(Records)
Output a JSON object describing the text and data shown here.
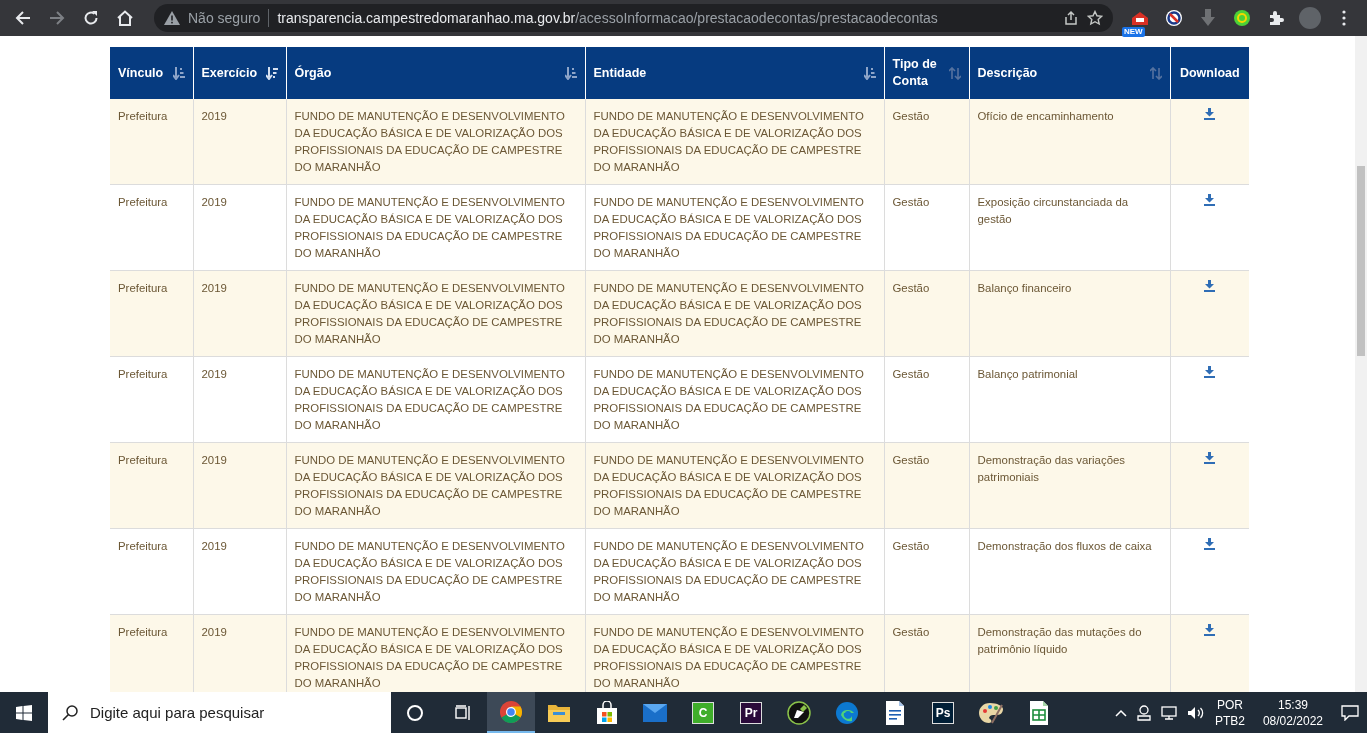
{
  "browser": {
    "security_label": "Não seguro",
    "url_host": "transparencia.campestredomaranhao.ma.gov.br",
    "url_path": "/acessoInformacao/prestacaodecontas/prestacaodecontas",
    "extension_badge": "NEW"
  },
  "table": {
    "columns": [
      {
        "label": "Vínculo",
        "kind": "ascending"
      },
      {
        "label": "Exercício",
        "kind": "descending"
      },
      {
        "label": "Órgão",
        "kind": "ascending"
      },
      {
        "label": "Entidade",
        "kind": "ascending"
      },
      {
        "label": "Tipo de Conta",
        "kind": "unsorted"
      },
      {
        "label": "Descrição",
        "kind": "unsorted"
      },
      {
        "label": "Download",
        "kind": "plain"
      }
    ],
    "rows": [
      {
        "vinculo": "Prefeitura",
        "exercicio": "2019",
        "orgao": "FUNDO DE MANUTENÇÃO E DESENVOLVIMENTO DA EDUCAÇÃO BÁSICA E DE VALORIZAÇÃO DOS PROFISSIONAIS DA EDUCAÇÃO DE CAMPESTRE DO MARANHÃO",
        "entidade": "FUNDO DE MANUTENÇÃO E DESENVOLVIMENTO DA EDUCAÇÃO BÁSICA E DE VALORIZAÇÃO DOS PROFISSIONAIS DA EDUCAÇÃO DE CAMPESTRE DO MARANHÃO",
        "tipo": "Gestão",
        "descricao": "Ofício de encaminhamento"
      },
      {
        "vinculo": "Prefeitura",
        "exercicio": "2019",
        "orgao": "FUNDO DE MANUTENÇÃO E DESENVOLVIMENTO DA EDUCAÇÃO BÁSICA E DE VALORIZAÇÃO DOS PROFISSIONAIS DA EDUCAÇÃO DE CAMPESTRE DO MARANHÃO",
        "entidade": "FUNDO DE MANUTENÇÃO E DESENVOLVIMENTO DA EDUCAÇÃO BÁSICA E DE VALORIZAÇÃO DOS PROFISSIONAIS DA EDUCAÇÃO DE CAMPESTRE DO MARANHÃO",
        "tipo": "Gestão",
        "descricao": "Exposição circunstanciada da gestão"
      },
      {
        "vinculo": "Prefeitura",
        "exercicio": "2019",
        "orgao": "FUNDO DE MANUTENÇÃO E DESENVOLVIMENTO DA EDUCAÇÃO BÁSICA E DE VALORIZAÇÃO DOS PROFISSIONAIS DA EDUCAÇÃO DE CAMPESTRE DO MARANHÃO",
        "entidade": "FUNDO DE MANUTENÇÃO E DESENVOLVIMENTO DA EDUCAÇÃO BÁSICA E DE VALORIZAÇÃO DOS PROFISSIONAIS DA EDUCAÇÃO DE CAMPESTRE DO MARANHÃO",
        "tipo": "Gestão",
        "descricao": "Balanço financeiro"
      },
      {
        "vinculo": "Prefeitura",
        "exercicio": "2019",
        "orgao": "FUNDO DE MANUTENÇÃO E DESENVOLVIMENTO DA EDUCAÇÃO BÁSICA E DE VALORIZAÇÃO DOS PROFISSIONAIS DA EDUCAÇÃO DE CAMPESTRE DO MARANHÃO",
        "entidade": "FUNDO DE MANUTENÇÃO E DESENVOLVIMENTO DA EDUCAÇÃO BÁSICA E DE VALORIZAÇÃO DOS PROFISSIONAIS DA EDUCAÇÃO DE CAMPESTRE DO MARANHÃO",
        "tipo": "Gestão",
        "descricao": "Balanço patrimonial"
      },
      {
        "vinculo": "Prefeitura",
        "exercicio": "2019",
        "orgao": "FUNDO DE MANUTENÇÃO E DESENVOLVIMENTO DA EDUCAÇÃO BÁSICA E DE VALORIZAÇÃO DOS PROFISSIONAIS DA EDUCAÇÃO DE CAMPESTRE DO MARANHÃO",
        "entidade": "FUNDO DE MANUTENÇÃO E DESENVOLVIMENTO DA EDUCAÇÃO BÁSICA E DE VALORIZAÇÃO DOS PROFISSIONAIS DA EDUCAÇÃO DE CAMPESTRE DO MARANHÃO",
        "tipo": "Gestão",
        "descricao": "Demonstração das variações patrimoniais"
      },
      {
        "vinculo": "Prefeitura",
        "exercicio": "2019",
        "orgao": "FUNDO DE MANUTENÇÃO E DESENVOLVIMENTO DA EDUCAÇÃO BÁSICA E DE VALORIZAÇÃO DOS PROFISSIONAIS DA EDUCAÇÃO DE CAMPESTRE DO MARANHÃO",
        "entidade": "FUNDO DE MANUTENÇÃO E DESENVOLVIMENTO DA EDUCAÇÃO BÁSICA E DE VALORIZAÇÃO DOS PROFISSIONAIS DA EDUCAÇÃO DE CAMPESTRE DO MARANHÃO",
        "tipo": "Gestão",
        "descricao": "Demonstração dos fluxos de caixa"
      },
      {
        "vinculo": "Prefeitura",
        "exercicio": "2019",
        "orgao": "FUNDO DE MANUTENÇÃO E DESENVOLVIMENTO DA EDUCAÇÃO BÁSICA E DE VALORIZAÇÃO DOS PROFISSIONAIS DA EDUCAÇÃO DE CAMPESTRE DO MARANHÃO",
        "entidade": "FUNDO DE MANUTENÇÃO E DESENVOLVIMENTO DA EDUCAÇÃO BÁSICA E DE VALORIZAÇÃO DOS PROFISSIONAIS DA EDUCAÇÃO DE CAMPESTRE DO MARANHÃO",
        "tipo": "Gestão",
        "descricao": "Demonstração das mutações do patrimônio líquido"
      }
    ]
  },
  "taskbar": {
    "search_placeholder": "Digite aqui para pesquisar",
    "apps": [
      {
        "kind": "chrome",
        "active": true
      },
      {
        "kind": "folder",
        "active": false
      },
      {
        "kind": "store",
        "active": false
      },
      {
        "kind": "mail",
        "active": false
      },
      {
        "kind": "letter",
        "label": "C",
        "color": "#3fae2a",
        "active": false
      },
      {
        "kind": "letter",
        "label": "Pr",
        "color": "#2a0a3a",
        "active": false
      },
      {
        "kind": "pen",
        "active": false
      },
      {
        "kind": "edge",
        "active": false
      },
      {
        "kind": "document",
        "active": false
      },
      {
        "kind": "letter",
        "label": "Ps",
        "color": "#001e36",
        "active": false
      },
      {
        "kind": "palette",
        "active": false
      },
      {
        "kind": "sheet",
        "active": false
      }
    ],
    "language": "POR",
    "layout": "PTB2",
    "time": "15:39",
    "date": "08/02/2022"
  }
}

EXERCISE DIRECTIONS >> Restate the whole listing above exactly, please, omitting every image.

CORRECT OUTPUT >>
Output a JSON object describing the text and data shown here.
{
  "browser": {
    "security_label": "Não seguro",
    "url_host": "transparencia.campestredomaranhao.ma.gov.br",
    "url_path": "/acessoInformacao/prestacaodecontas/prestacaodecontas",
    "extension_badge": "NEW"
  },
  "table": {
    "columns": [
      {
        "label": "Vínculo",
        "kind": "ascending"
      },
      {
        "label": "Exercício",
        "kind": "descending"
      },
      {
        "label": "Órgão",
        "kind": "ascending"
      },
      {
        "label": "Entidade",
        "kind": "ascending"
      },
      {
        "label": "Tipo de Conta",
        "kind": "unsorted"
      },
      {
        "label": "Descrição",
        "kind": "unsorted"
      },
      {
        "label": "Download",
        "kind": "plain"
      }
    ],
    "rows": [
      {
        "vinculo": "Prefeitura",
        "exercicio": "2019",
        "orgao": "FUNDO DE MANUTENÇÃO E DESENVOLVIMENTO DA EDUCAÇÃO BÁSICA E DE VALORIZAÇÃO DOS PROFISSIONAIS DA EDUCAÇÃO DE CAMPESTRE DO MARANHÃO",
        "entidade": "FUNDO DE MANUTENÇÃO E DESENVOLVIMENTO DA EDUCAÇÃO BÁSICA E DE VALORIZAÇÃO DOS PROFISSIONAIS DA EDUCAÇÃO DE CAMPESTRE DO MARANHÃO",
        "tipo": "Gestão",
        "descricao": "Ofício de encaminhamento"
      },
      {
        "vinculo": "Prefeitura",
        "exercicio": "2019",
        "orgao": "FUNDO DE MANUTENÇÃO E DESENVOLVIMENTO DA EDUCAÇÃO BÁSICA E DE VALORIZAÇÃO DOS PROFISSIONAIS DA EDUCAÇÃO DE CAMPESTRE DO MARANHÃO",
        "entidade": "FUNDO DE MANUTENÇÃO E DESENVOLVIMENTO DA EDUCAÇÃO BÁSICA E DE VALORIZAÇÃO DOS PROFISSIONAIS DA EDUCAÇÃO DE CAMPESTRE DO MARANHÃO",
        "tipo": "Gestão",
        "descricao": "Exposição circunstanciada da gestão"
      },
      {
        "vinculo": "Prefeitura",
        "exercicio": "2019",
        "orgao": "FUNDO DE MANUTENÇÃO E DESENVOLVIMENTO DA EDUCAÇÃO BÁSICA E DE VALORIZAÇÃO DOS PROFISSIONAIS DA EDUCAÇÃO DE CAMPESTRE DO MARANHÃO",
        "entidade": "FUNDO DE MANUTENÇÃO E DESENVOLVIMENTO DA EDUCAÇÃO BÁSICA E DE VALORIZAÇÃO DOS PROFISSIONAIS DA EDUCAÇÃO DE CAMPESTRE DO MARANHÃO",
        "tipo": "Gestão",
        "descricao": "Balanço financeiro"
      },
      {
        "vinculo": "Prefeitura",
        "exercicio": "2019",
        "orgao": "FUNDO DE MANUTENÇÃO E DESENVOLVIMENTO DA EDUCAÇÃO BÁSICA E DE VALORIZAÇÃO DOS PROFISSIONAIS DA EDUCAÇÃO DE CAMPESTRE DO MARANHÃO",
        "entidade": "FUNDO DE MANUTENÇÃO E DESENVOLVIMENTO DA EDUCAÇÃO BÁSICA E DE VALORIZAÇÃO DOS PROFISSIONAIS DA EDUCAÇÃO DE CAMPESTRE DO MARANHÃO",
        "tipo": "Gestão",
        "descricao": "Balanço patrimonial"
      },
      {
        "vinculo": "Prefeitura",
        "exercicio": "2019",
        "orgao": "FUNDO DE MANUTENÇÃO E DESENVOLVIMENTO DA EDUCAÇÃO BÁSICA E DE VALORIZAÇÃO DOS PROFISSIONAIS DA EDUCAÇÃO DE CAMPESTRE DO MARANHÃO",
        "entidade": "FUNDO DE MANUTENÇÃO E DESENVOLVIMENTO DA EDUCAÇÃO BÁSICA E DE VALORIZAÇÃO DOS PROFISSIONAIS DA EDUCAÇÃO DE CAMPESTRE DO MARANHÃO",
        "tipo": "Gestão",
        "descricao": "Demonstração das variações patrimoniais"
      },
      {
        "vinculo": "Prefeitura",
        "exercicio": "2019",
        "orgao": "FUNDO DE MANUTENÇÃO E DESENVOLVIMENTO DA EDUCAÇÃO BÁSICA E DE VALORIZAÇÃO DOS PROFISSIONAIS DA EDUCAÇÃO DE CAMPESTRE DO MARANHÃO",
        "entidade": "FUNDO DE MANUTENÇÃO E DESENVOLVIMENTO DA EDUCAÇÃO BÁSICA E DE VALORIZAÇÃO DOS PROFISSIONAIS DA EDUCAÇÃO DE CAMPESTRE DO MARANHÃO",
        "tipo": "Gestão",
        "descricao": "Demonstração dos fluxos de caixa"
      },
      {
        "vinculo": "Prefeitura",
        "exercicio": "2019",
        "orgao": "FUNDO DE MANUTENÇÃO E DESENVOLVIMENTO DA EDUCAÇÃO BÁSICA E DE VALORIZAÇÃO DOS PROFISSIONAIS DA EDUCAÇÃO DE CAMPESTRE DO MARANHÃO",
        "entidade": "FUNDO DE MANUTENÇÃO E DESENVOLVIMENTO DA EDUCAÇÃO BÁSICA E DE VALORIZAÇÃO DOS PROFISSIONAIS DA EDUCAÇÃO DE CAMPESTRE DO MARANHÃO",
        "tipo": "Gestão",
        "descricao": "Demonstração das mutações do patrimônio líquido"
      }
    ]
  },
  "taskbar": {
    "search_placeholder": "Digite aqui para pesquisar",
    "apps": [
      {
        "kind": "chrome",
        "active": true
      },
      {
        "kind": "folder",
        "active": false
      },
      {
        "kind": "store",
        "active": false
      },
      {
        "kind": "mail",
        "active": false
      },
      {
        "kind": "letter",
        "label": "C",
        "color": "#3fae2a",
        "active": false
      },
      {
        "kind": "letter",
        "label": "Pr",
        "color": "#2a0a3a",
        "active": false
      },
      {
        "kind": "pen",
        "active": false
      },
      {
        "kind": "edge",
        "active": false
      },
      {
        "kind": "document",
        "active": false
      },
      {
        "kind": "letter",
        "label": "Ps",
        "color": "#001e36",
        "active": false
      },
      {
        "kind": "palette",
        "active": false
      },
      {
        "kind": "sheet",
        "active": false
      }
    ],
    "language": "POR",
    "layout": "PTB2",
    "time": "15:39",
    "date": "08/02/2022"
  }
}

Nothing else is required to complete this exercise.